- _Exercise prompt_
Can you quote the records below in full, word for word?
□ □ □ □ □ □ □
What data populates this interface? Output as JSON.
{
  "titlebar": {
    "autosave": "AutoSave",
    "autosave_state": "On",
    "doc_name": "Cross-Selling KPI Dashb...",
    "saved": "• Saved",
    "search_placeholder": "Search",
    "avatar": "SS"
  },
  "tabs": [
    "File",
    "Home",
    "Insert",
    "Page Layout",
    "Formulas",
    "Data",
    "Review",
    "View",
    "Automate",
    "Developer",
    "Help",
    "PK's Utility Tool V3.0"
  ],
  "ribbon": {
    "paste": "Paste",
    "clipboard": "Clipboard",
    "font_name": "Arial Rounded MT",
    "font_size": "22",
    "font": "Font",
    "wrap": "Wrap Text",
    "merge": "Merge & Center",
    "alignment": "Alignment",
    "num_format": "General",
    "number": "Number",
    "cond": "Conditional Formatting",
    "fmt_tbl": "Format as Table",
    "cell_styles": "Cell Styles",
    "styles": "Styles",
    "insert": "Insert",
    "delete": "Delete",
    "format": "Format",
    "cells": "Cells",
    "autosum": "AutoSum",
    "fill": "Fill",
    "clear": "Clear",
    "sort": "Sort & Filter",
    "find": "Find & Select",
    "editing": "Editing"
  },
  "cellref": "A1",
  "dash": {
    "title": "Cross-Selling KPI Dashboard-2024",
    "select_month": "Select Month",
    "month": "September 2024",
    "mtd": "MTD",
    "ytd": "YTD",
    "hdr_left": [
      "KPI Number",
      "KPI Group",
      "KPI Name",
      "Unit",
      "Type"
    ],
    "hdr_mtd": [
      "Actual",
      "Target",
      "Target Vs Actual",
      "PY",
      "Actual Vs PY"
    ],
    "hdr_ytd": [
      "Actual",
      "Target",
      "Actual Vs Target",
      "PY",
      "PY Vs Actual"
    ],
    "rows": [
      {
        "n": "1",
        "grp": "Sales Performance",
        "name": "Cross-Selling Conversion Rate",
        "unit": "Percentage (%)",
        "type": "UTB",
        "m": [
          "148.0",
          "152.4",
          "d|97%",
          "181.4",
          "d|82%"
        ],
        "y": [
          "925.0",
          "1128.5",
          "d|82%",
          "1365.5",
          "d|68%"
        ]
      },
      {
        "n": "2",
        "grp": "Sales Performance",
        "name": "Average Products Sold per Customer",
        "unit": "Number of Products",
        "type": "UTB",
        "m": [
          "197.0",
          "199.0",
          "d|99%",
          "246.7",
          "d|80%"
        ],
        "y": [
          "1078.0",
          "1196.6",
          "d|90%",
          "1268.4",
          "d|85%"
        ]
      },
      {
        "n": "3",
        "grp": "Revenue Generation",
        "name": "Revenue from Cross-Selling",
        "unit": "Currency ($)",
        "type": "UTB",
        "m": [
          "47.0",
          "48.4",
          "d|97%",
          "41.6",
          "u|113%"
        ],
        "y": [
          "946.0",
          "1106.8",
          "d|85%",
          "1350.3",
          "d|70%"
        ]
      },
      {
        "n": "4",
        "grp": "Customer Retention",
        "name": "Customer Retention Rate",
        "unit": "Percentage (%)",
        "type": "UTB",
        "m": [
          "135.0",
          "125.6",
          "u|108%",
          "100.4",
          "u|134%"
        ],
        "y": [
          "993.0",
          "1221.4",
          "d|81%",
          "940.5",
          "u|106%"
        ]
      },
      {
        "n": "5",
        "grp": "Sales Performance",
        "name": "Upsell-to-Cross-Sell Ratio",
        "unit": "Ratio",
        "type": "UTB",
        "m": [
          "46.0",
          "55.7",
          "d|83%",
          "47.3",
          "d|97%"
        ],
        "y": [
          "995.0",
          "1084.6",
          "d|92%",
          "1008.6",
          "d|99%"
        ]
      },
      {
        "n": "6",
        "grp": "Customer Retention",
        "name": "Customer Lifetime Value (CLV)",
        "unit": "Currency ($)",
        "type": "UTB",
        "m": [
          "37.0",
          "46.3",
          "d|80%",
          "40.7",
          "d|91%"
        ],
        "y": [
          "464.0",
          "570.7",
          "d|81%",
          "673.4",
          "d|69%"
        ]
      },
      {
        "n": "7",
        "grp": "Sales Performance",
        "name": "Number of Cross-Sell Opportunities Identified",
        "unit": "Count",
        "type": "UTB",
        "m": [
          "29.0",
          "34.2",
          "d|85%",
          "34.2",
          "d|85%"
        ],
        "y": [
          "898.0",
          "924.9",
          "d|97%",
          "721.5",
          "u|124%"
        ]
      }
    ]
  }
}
□ □ □ □ □ □ □
- _Solution for this exercise_
What data populates this interface? Output as JSON.
{
  "titlebar": {
    "autosave": "AutoSave",
    "autosave_state": "On",
    "doc_name": "Cross-Selling KPI Dashb...",
    "saved": "• Saved",
    "search_placeholder": "Search",
    "avatar": "SS"
  },
  "tabs": [
    "File",
    "Home",
    "Insert",
    "Page Layout",
    "Formulas",
    "Data",
    "Review",
    "View",
    "Automate",
    "Developer",
    "Help",
    "PK's Utility Tool V3.0"
  ],
  "ribbon": {
    "paste": "Paste",
    "clipboard": "Clipboard",
    "font_name": "Arial Rounded MT",
    "font_size": "22",
    "font": "Font",
    "wrap": "Wrap Text",
    "merge": "Merge & Center",
    "alignment": "Alignment",
    "num_format": "General",
    "number": "Number",
    "cond": "Conditional Formatting",
    "fmt_tbl": "Format as Table",
    "cell_styles": "Cell Styles",
    "styles": "Styles",
    "insert": "Insert",
    "delete": "Delete",
    "format": "Format",
    "cells": "Cells",
    "autosum": "AutoSum",
    "fill": "Fill",
    "clear": "Clear",
    "sort": "Sort & Filter",
    "find": "Find & Select",
    "editing": "Editing"
  },
  "cellref": "A1",
  "dash": {
    "title": "Cross-Selling KPI Dashboard-2024",
    "select_month": "Select Month",
    "month": "September 2024",
    "mtd": "MTD",
    "ytd": "YTD",
    "hdr_left": [
      "KPI Number",
      "KPI Group",
      "KPI Name",
      "Unit",
      "Type"
    ],
    "hdr_mtd": [
      "Actual",
      "Target",
      "Target Vs Actual",
      "PY",
      "Actual Vs PY"
    ],
    "hdr_ytd": [
      "Actual",
      "Target",
      "Actual Vs Target",
      "PY",
      "PY Vs Actual"
    ],
    "rows": [
      {
        "n": "1",
        "grp": "Sales Performance",
        "name": "Cross-Selling Conversion Rate",
        "unit": "Percentage (%)",
        "type": "UTB",
        "m": [
          "148.0",
          "152.4",
          "d|97%",
          "181.4",
          "d|82%"
        ],
        "y": [
          "925.0",
          "1128.5",
          "d|82%",
          "1365.5",
          "d|68%"
        ]
      },
      {
        "n": "2",
        "grp": "Sales Performance",
        "name": "Average Products Sold per Customer",
        "unit": "Number of Products",
        "type": "UTB",
        "m": [
          "197.0",
          "199.0",
          "d|99%",
          "246.7",
          "d|80%"
        ],
        "y": [
          "1078.0",
          "1196.6",
          "d|90%",
          "1268.4",
          "d|85%"
        ]
      },
      {
        "n": "3",
        "grp": "Revenue Generation",
        "name": "Revenue from Cross-Selling",
        "unit": "Currency ($)",
        "type": "UTB",
        "m": [
          "47.0",
          "48.4",
          "d|97%",
          "41.6",
          "u|113%"
        ],
        "y": [
          "946.0",
          "1106.8",
          "d|85%",
          "1350.3",
          "d|70%"
        ]
      },
      {
        "n": "4",
        "grp": "Customer Retention",
        "name": "Customer Retention Rate",
        "unit": "Percentage (%)",
        "type": "UTB",
        "m": [
          "135.0",
          "125.6",
          "u|108%",
          "100.4",
          "u|134%"
        ],
        "y": [
          "993.0",
          "1221.4",
          "d|81%",
          "940.5",
          "u|106%"
        ]
      },
      {
        "n": "5",
        "grp": "Sales Performance",
        "name": "Upsell-to-Cross-Sell Ratio",
        "unit": "Ratio",
        "type": "UTB",
        "m": [
          "46.0",
          "55.7",
          "d|83%",
          "47.3",
          "d|97%"
        ],
        "y": [
          "995.0",
          "1084.6",
          "d|92%",
          "1008.6",
          "d|99%"
        ]
      },
      {
        "n": "6",
        "grp": "Customer Retention",
        "name": "Customer Lifetime Value (CLV)",
        "unit": "Currency ($)",
        "type": "UTB",
        "m": [
          "37.0",
          "46.3",
          "d|80%",
          "40.7",
          "d|91%"
        ],
        "y": [
          "464.0",
          "570.7",
          "d|81%",
          "673.4",
          "d|69%"
        ]
      },
      {
        "n": "7",
        "grp": "Sales Performance",
        "name": "Number of Cross-Sell Opportunities Identified",
        "unit": "Count",
        "type": "UTB",
        "m": [
          "29.0",
          "34.2",
          "d|85%",
          "34.2",
          "d|85%"
        ],
        "y": [
          "898.0",
          "924.9",
          "d|97%",
          "721.5",
          "u|124%"
        ]
      }
    ]
  }
}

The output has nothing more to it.